## Exercise aim
Reply with the count of lines holding "charm", nothing more.

## Available data
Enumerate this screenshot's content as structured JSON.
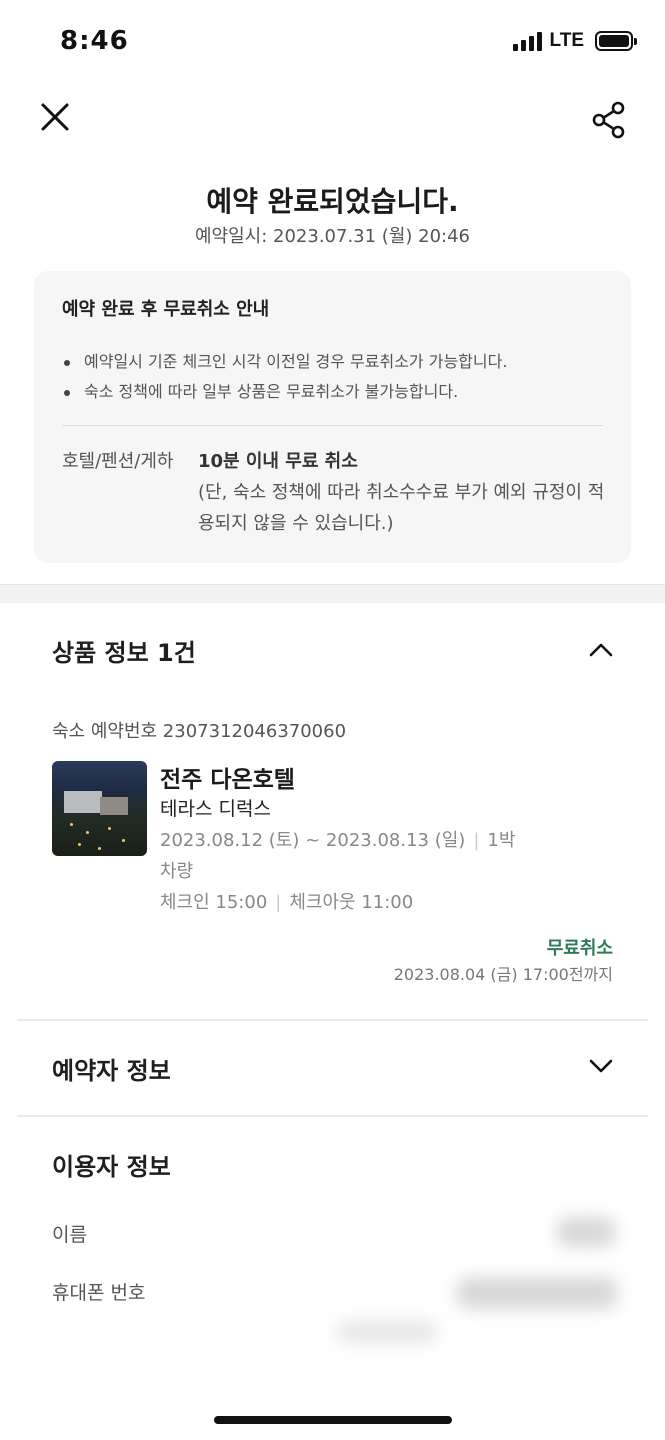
{
  "status_bar": {
    "time": "8:46",
    "network": "LTE"
  },
  "header": {
    "title": "예약 완료되었습니다.",
    "reserved_at": "예약일시: 2023.07.31 (월) 20:46"
  },
  "notice": {
    "title": "예약 완료 후 무료취소 안내",
    "items": [
      "예약일시 기준 체크인 시각 이전일 경우 무료취소가 가능합니다.",
      "숙소 정책에 따라 일부 상품은 무료취소가 불가능합니다."
    ],
    "policy_label": "호텔/펜션/게하",
    "policy_main": "10분 이내 무료 취소",
    "policy_note": "(단, 숙소 정책에 따라 취소수수료 부가 예외 규정이 적용되지 않을 수 있습니다.)"
  },
  "product": {
    "header": "상품 정보 1건",
    "booking_no": "숙소 예약번호 2307312046370060",
    "hotel_name": "전주 다온호텔",
    "room_type": "테라스 디럭스",
    "dates": "2023.08.12 (토) ~ 2023.08.13 (일)",
    "nights": "1박",
    "parking": "차량",
    "checkin": "체크인 15:00",
    "checkout": "체크아웃 11:00",
    "free_cancel": "무료취소",
    "cancel_deadline": "2023.08.04 (금) 17:00전까지"
  },
  "booker": {
    "title": "예약자 정보"
  },
  "guest": {
    "title": "이용자 정보",
    "name_label": "이름",
    "phone_label": "휴대폰 번호"
  },
  "colors": {
    "accent_green": "#2f7a5a",
    "notice_bg": "#f6f6f6"
  }
}
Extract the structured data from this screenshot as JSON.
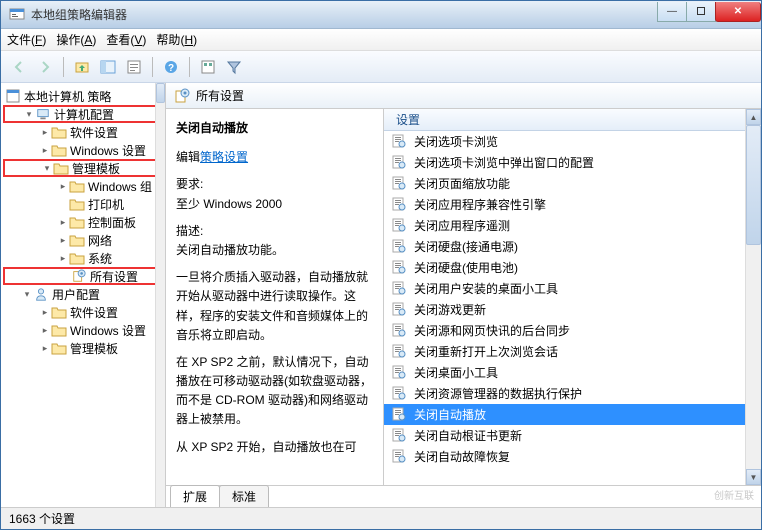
{
  "window": {
    "title": "本地组策略编辑器"
  },
  "menubar": [
    {
      "label": "文件",
      "accel": "F"
    },
    {
      "label": "操作",
      "accel": "A"
    },
    {
      "label": "查看",
      "accel": "V"
    },
    {
      "label": "帮助",
      "accel": "H"
    }
  ],
  "tree": {
    "root": "本地计算机 策略",
    "nodes": [
      {
        "label": "计算机配置",
        "level": 1,
        "twist": "▾",
        "hl": true,
        "icon": "computer"
      },
      {
        "label": "软件设置",
        "level": 2,
        "twist": "▸",
        "icon": "folder"
      },
      {
        "label": "Windows 设置",
        "level": 2,
        "twist": "▸",
        "icon": "folder"
      },
      {
        "label": "管理模板",
        "level": 2,
        "twist": "▾",
        "hl": true,
        "icon": "folder"
      },
      {
        "label": "Windows 组",
        "level": 3,
        "twist": "▸",
        "icon": "folder"
      },
      {
        "label": "打印机",
        "level": 3,
        "twist": "",
        "icon": "folder"
      },
      {
        "label": "控制面板",
        "level": 3,
        "twist": "▸",
        "icon": "folder"
      },
      {
        "label": "网络",
        "level": 3,
        "twist": "▸",
        "icon": "folder"
      },
      {
        "label": "系统",
        "level": 3,
        "twist": "▸",
        "icon": "folder"
      },
      {
        "label": "所有设置",
        "level": 3,
        "twist": "",
        "hl": true,
        "icon": "settings"
      },
      {
        "label": "用户配置",
        "level": 1,
        "twist": "▾",
        "icon": "user"
      },
      {
        "label": "软件设置",
        "level": 2,
        "twist": "▸",
        "icon": "folder"
      },
      {
        "label": "Windows 设置",
        "level": 2,
        "twist": "▸",
        "icon": "folder"
      },
      {
        "label": "管理模板",
        "level": 2,
        "twist": "▸",
        "icon": "folder"
      }
    ]
  },
  "content_header": "所有设置",
  "info": {
    "title": "关闭自动播放",
    "edit_prefix": "编辑",
    "edit_link": "策略设置",
    "req_label": "要求:",
    "req_value": "至少 Windows 2000",
    "desc_label": "描述:",
    "desc1": "关闭自动播放功能。",
    "desc2": "一旦将介质插入驱动器，自动播放就开始从驱动器中进行读取操作。这样，程序的安装文件和音频媒体上的音乐将立即启动。",
    "desc3": "在 XP SP2 之前，默认情况下，自动播放在可移动驱动器(如软盘驱动器，而不是 CD-ROM 驱动器)和网络驱动器上被禁用。",
    "desc4": "从 XP SP2 开始，自动播放也在可"
  },
  "list": {
    "header": "设置",
    "items": [
      "关闭选项卡浏览",
      "关闭选项卡浏览中弹出窗口的配置",
      "关闭页面缩放功能",
      "关闭应用程序兼容性引擎",
      "关闭应用程序遥测",
      "关闭硬盘(接通电源)",
      "关闭硬盘(使用电池)",
      "关闭用户安装的桌面小工具",
      "关闭游戏更新",
      "关闭源和网页快讯的后台同步",
      "关闭重新打开上次浏览会话",
      "关闭桌面小工具",
      "关闭资源管理器的数据执行保护",
      "关闭自动播放",
      "关闭自动根证书更新",
      "关闭自动故障恢复"
    ],
    "selected_index": 13
  },
  "tabs": {
    "active": "扩展",
    "inactive": "标准"
  },
  "status": "1663 个设置",
  "watermark": "创新互联"
}
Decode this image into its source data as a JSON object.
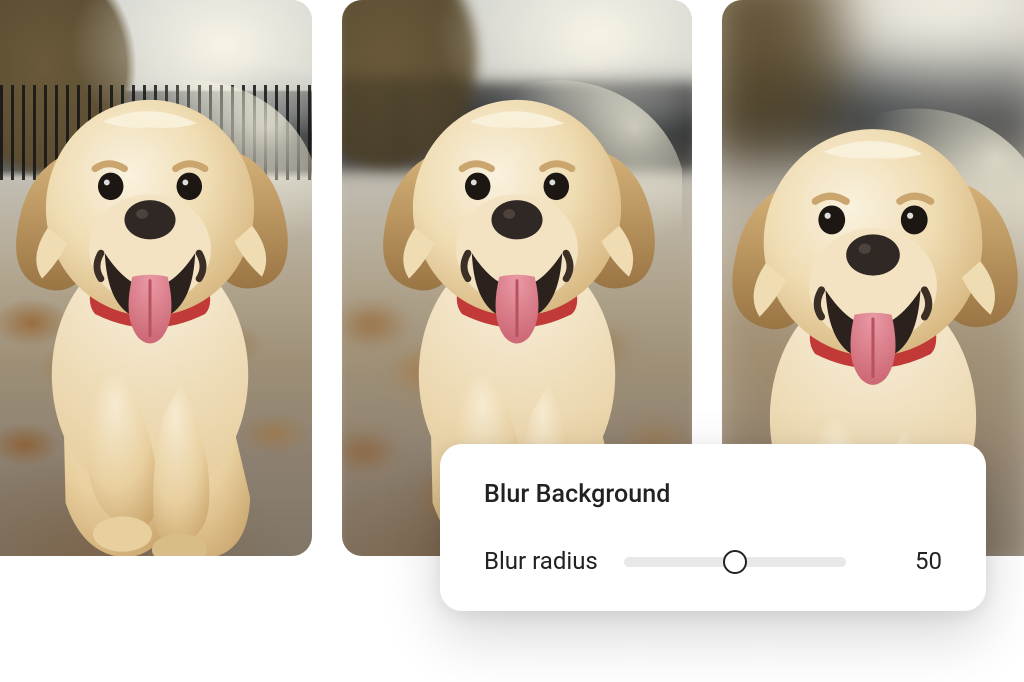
{
  "gallery": {
    "subject": "golden-retriever-dog",
    "tiles": [
      {
        "blur_level": 0,
        "description": "original"
      },
      {
        "blur_level": 1,
        "description": "slight background blur"
      },
      {
        "blur_level": 2,
        "description": "heavy background blur"
      }
    ]
  },
  "panel": {
    "title": "Blur Background",
    "slider": {
      "label": "Blur radius",
      "value": "50",
      "percent": 50,
      "min": 0,
      "max": 100
    }
  },
  "palette": {
    "fur_light": "#f4e6c6",
    "fur_mid": "#e8cf9e",
    "fur_dark": "#c9a76f",
    "ear_dark": "#a07a48",
    "nose": "#3b332e",
    "tongue": "#d87d8a",
    "collar": "#c23a38",
    "leaf": "#9a6a3c"
  }
}
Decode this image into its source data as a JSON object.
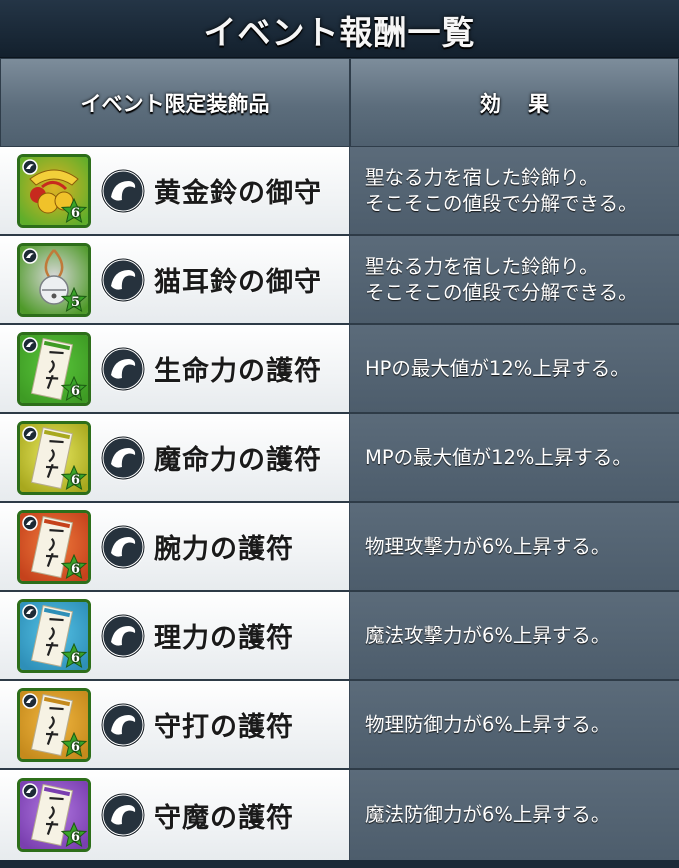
{
  "title": "イベント報酬一覧",
  "header": {
    "col_item": "イベント限定装飾品",
    "col_effect": "効 果"
  },
  "items": [
    {
      "name": "黄金鈴の御守",
      "effect": "聖なる力を宿した鈴飾り。\nそこそこの値段で分解できる。",
      "stars": "6",
      "icon": "golden-bell-charm-icon",
      "bg": "#5fae2b",
      "accent": "#e0b323"
    },
    {
      "name": "猫耳鈴の御守",
      "effect": "聖なる力を宿した鈴飾り。\nそこそこの値段で分解できる。",
      "stars": "5",
      "icon": "cat-ear-bell-charm-icon",
      "bg": "#4f9a2a",
      "accent": "#d8d8d8"
    },
    {
      "name": "生命力の護符",
      "effect": "HPの最大値が12%上昇する。",
      "stars": "6",
      "icon": "talisman-icon",
      "bg": "#3e9b24",
      "accent": "#59c63b"
    },
    {
      "name": "魔命力の護符",
      "effect": "MPの最大値が12%上昇する。",
      "stars": "6",
      "icon": "talisman-icon",
      "bg": "#a8a81e",
      "accent": "#e8e860"
    },
    {
      "name": "腕力の護符",
      "effect": "物理攻撃力が6%上昇する。",
      "stars": "6",
      "icon": "talisman-icon",
      "bg": "#c5421c",
      "accent": "#f07a3c"
    },
    {
      "name": "理力の護符",
      "effect": "魔法攻撃力が6%上昇する。",
      "stars": "6",
      "icon": "talisman-icon",
      "bg": "#2e8fb8",
      "accent": "#55c2e6"
    },
    {
      "name": "守打の護符",
      "effect": "物理防御力が6%上昇する。",
      "stars": "6",
      "icon": "talisman-icon",
      "bg": "#c58a1c",
      "accent": "#f2b640"
    },
    {
      "name": "守魔の護符",
      "effect": "魔法防御力が6%上昇する。",
      "stars": "6",
      "icon": "talisman-icon",
      "bg": "#7a3fb0",
      "accent": "#b077e0"
    }
  ],
  "accessory_icon": "accessory-type-icon"
}
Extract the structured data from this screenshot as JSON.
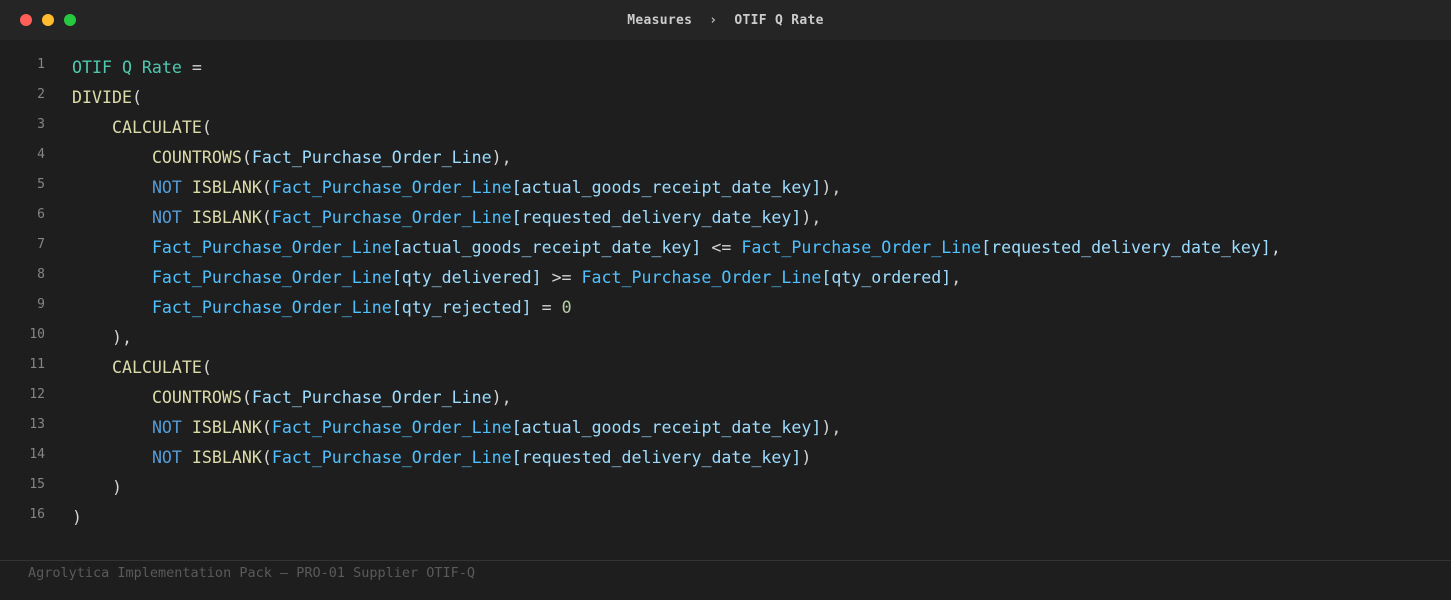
{
  "window": {
    "breadcrumb": [
      "Measures",
      "OTIF Q Rate"
    ],
    "separator": "›"
  },
  "code": {
    "language": "DAX",
    "lines": [
      {
        "n": "1",
        "tokens": [
          {
            "t": "OTIF Q Rate",
            "c": "name"
          },
          {
            "t": " =",
            "c": "op"
          }
        ]
      },
      {
        "n": "2",
        "tokens": [
          {
            "t": "DIVIDE",
            "c": "fn"
          },
          {
            "t": "(",
            "c": "op"
          }
        ]
      },
      {
        "n": "3",
        "tokens": [
          {
            "t": "    ",
            "c": "op"
          },
          {
            "t": "CALCULATE",
            "c": "fn"
          },
          {
            "t": "(",
            "c": "op"
          }
        ]
      },
      {
        "n": "4",
        "tokens": [
          {
            "t": "        ",
            "c": "op"
          },
          {
            "t": "COUNTROWS",
            "c": "fn"
          },
          {
            "t": "(",
            "c": "op"
          },
          {
            "t": "Fact_Purchase_Order_Line",
            "c": "col"
          },
          {
            "t": "),",
            "c": "op"
          }
        ]
      },
      {
        "n": "5",
        "tokens": [
          {
            "t": "        ",
            "c": "op"
          },
          {
            "t": "NOT",
            "c": "kw"
          },
          {
            "t": " ",
            "c": "op"
          },
          {
            "t": "ISBLANK",
            "c": "fn"
          },
          {
            "t": "(",
            "c": "op"
          },
          {
            "t": "Fact_Purchase_Order_Line",
            "c": "tbl"
          },
          {
            "t": "[actual_goods_receipt_date_key]",
            "c": "col"
          },
          {
            "t": "),",
            "c": "op"
          }
        ]
      },
      {
        "n": "6",
        "tokens": [
          {
            "t": "        ",
            "c": "op"
          },
          {
            "t": "NOT",
            "c": "kw"
          },
          {
            "t": " ",
            "c": "op"
          },
          {
            "t": "ISBLANK",
            "c": "fn"
          },
          {
            "t": "(",
            "c": "op"
          },
          {
            "t": "Fact_Purchase_Order_Line",
            "c": "tbl"
          },
          {
            "t": "[requested_delivery_date_key]",
            "c": "col"
          },
          {
            "t": "),",
            "c": "op"
          }
        ]
      },
      {
        "n": "7",
        "tokens": [
          {
            "t": "        ",
            "c": "op"
          },
          {
            "t": "Fact_Purchase_Order_Line",
            "c": "tbl"
          },
          {
            "t": "[actual_goods_receipt_date_key]",
            "c": "col"
          },
          {
            "t": " <= ",
            "c": "op"
          },
          {
            "t": "Fact_Purchase_Order_Line",
            "c": "tbl"
          },
          {
            "t": "[requested_delivery_date_key]",
            "c": "col"
          },
          {
            "t": ",",
            "c": "op"
          }
        ]
      },
      {
        "n": "8",
        "tokens": [
          {
            "t": "        ",
            "c": "op"
          },
          {
            "t": "Fact_Purchase_Order_Line",
            "c": "tbl"
          },
          {
            "t": "[qty_delivered]",
            "c": "col"
          },
          {
            "t": " >= ",
            "c": "op"
          },
          {
            "t": "Fact_Purchase_Order_Line",
            "c": "tbl"
          },
          {
            "t": "[qty_ordered]",
            "c": "col"
          },
          {
            "t": ",",
            "c": "op"
          }
        ]
      },
      {
        "n": "9",
        "tokens": [
          {
            "t": "        ",
            "c": "op"
          },
          {
            "t": "Fact_Purchase_Order_Line",
            "c": "tbl"
          },
          {
            "t": "[qty_rejected]",
            "c": "col"
          },
          {
            "t": " = ",
            "c": "op"
          },
          {
            "t": "0",
            "c": "num"
          }
        ]
      },
      {
        "n": "10",
        "tokens": [
          {
            "t": "    ),",
            "c": "op"
          }
        ]
      },
      {
        "n": "11",
        "tokens": [
          {
            "t": "    ",
            "c": "op"
          },
          {
            "t": "CALCULATE",
            "c": "fn"
          },
          {
            "t": "(",
            "c": "op"
          }
        ]
      },
      {
        "n": "12",
        "tokens": [
          {
            "t": "        ",
            "c": "op"
          },
          {
            "t": "COUNTROWS",
            "c": "fn"
          },
          {
            "t": "(",
            "c": "op"
          },
          {
            "t": "Fact_Purchase_Order_Line",
            "c": "col"
          },
          {
            "t": "),",
            "c": "op"
          }
        ]
      },
      {
        "n": "13",
        "tokens": [
          {
            "t": "        ",
            "c": "op"
          },
          {
            "t": "NOT",
            "c": "kw"
          },
          {
            "t": " ",
            "c": "op"
          },
          {
            "t": "ISBLANK",
            "c": "fn"
          },
          {
            "t": "(",
            "c": "op"
          },
          {
            "t": "Fact_Purchase_Order_Line",
            "c": "tbl"
          },
          {
            "t": "[actual_goods_receipt_date_key]",
            "c": "col"
          },
          {
            "t": "),",
            "c": "op"
          }
        ]
      },
      {
        "n": "14",
        "tokens": [
          {
            "t": "        ",
            "c": "op"
          },
          {
            "t": "NOT",
            "c": "kw"
          },
          {
            "t": " ",
            "c": "op"
          },
          {
            "t": "ISBLANK",
            "c": "fn"
          },
          {
            "t": "(",
            "c": "op"
          },
          {
            "t": "Fact_Purchase_Order_Line",
            "c": "tbl"
          },
          {
            "t": "[requested_delivery_date_key]",
            "c": "col"
          },
          {
            "t": ")",
            "c": "op"
          }
        ]
      },
      {
        "n": "15",
        "tokens": [
          {
            "t": "    )",
            "c": "op"
          }
        ]
      },
      {
        "n": "16",
        "tokens": [
          {
            "t": ")",
            "c": "op"
          }
        ]
      }
    ]
  },
  "footer": {
    "text": "Agrolytica Implementation Pack — PRO-01 Supplier OTIF-Q"
  },
  "colors": {
    "background": "#1e1e1e",
    "titlebar": "#252526",
    "measure_name": "#4ec9b0",
    "function": "#dcdcaa",
    "keyword": "#569cd6",
    "table": "#4fc1ff",
    "column": "#9cdcfe",
    "number": "#b5cea8"
  },
  "icons": [
    "window-close-icon",
    "window-minimize-icon",
    "window-maximize-icon"
  ]
}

## Correct response
2